Dataset excerpt
:::

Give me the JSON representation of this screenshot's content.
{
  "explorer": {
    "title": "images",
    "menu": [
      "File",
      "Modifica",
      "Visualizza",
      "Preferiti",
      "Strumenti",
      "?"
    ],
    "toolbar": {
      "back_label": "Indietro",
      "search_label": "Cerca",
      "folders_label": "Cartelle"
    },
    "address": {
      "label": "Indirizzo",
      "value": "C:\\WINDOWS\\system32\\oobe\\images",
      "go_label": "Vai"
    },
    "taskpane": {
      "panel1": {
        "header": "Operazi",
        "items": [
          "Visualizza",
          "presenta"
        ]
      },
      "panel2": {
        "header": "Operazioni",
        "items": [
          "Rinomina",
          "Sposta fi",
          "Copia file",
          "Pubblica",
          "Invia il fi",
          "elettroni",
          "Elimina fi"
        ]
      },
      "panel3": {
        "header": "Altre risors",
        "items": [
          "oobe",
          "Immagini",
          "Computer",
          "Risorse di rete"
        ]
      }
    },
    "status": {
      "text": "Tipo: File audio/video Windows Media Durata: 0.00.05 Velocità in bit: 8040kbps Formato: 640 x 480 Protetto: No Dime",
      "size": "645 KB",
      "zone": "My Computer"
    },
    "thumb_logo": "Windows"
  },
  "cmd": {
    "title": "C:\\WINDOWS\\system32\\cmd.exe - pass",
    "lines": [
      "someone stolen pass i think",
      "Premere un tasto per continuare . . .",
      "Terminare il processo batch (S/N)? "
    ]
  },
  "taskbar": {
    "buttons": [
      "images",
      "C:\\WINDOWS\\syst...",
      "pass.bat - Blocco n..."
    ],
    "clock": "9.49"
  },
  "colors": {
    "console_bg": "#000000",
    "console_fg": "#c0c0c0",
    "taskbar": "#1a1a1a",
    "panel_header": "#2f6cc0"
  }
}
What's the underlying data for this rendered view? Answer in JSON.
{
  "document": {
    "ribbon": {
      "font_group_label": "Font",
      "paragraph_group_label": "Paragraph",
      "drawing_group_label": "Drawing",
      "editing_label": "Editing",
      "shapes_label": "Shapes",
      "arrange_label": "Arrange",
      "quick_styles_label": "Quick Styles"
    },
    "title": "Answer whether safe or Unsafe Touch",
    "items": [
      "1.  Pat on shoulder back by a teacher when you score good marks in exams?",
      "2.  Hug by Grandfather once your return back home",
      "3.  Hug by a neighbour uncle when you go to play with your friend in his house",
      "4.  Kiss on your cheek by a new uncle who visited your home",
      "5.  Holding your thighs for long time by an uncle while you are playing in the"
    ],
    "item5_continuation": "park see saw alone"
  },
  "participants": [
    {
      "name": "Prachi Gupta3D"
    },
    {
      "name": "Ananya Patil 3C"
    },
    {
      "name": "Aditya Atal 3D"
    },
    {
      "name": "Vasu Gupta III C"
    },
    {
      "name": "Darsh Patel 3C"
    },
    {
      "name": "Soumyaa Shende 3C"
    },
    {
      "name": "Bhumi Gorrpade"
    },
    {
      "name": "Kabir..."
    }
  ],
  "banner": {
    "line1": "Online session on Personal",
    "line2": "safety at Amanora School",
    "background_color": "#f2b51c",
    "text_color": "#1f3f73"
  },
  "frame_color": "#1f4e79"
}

:::

Find the lines above that include the string "pass" and copy them.

    "title": "C:\\WINDOWS\\system32\\cmd.exe - pass",
      "someone stolen pass i think",
      "pass.bat - Blocco n..."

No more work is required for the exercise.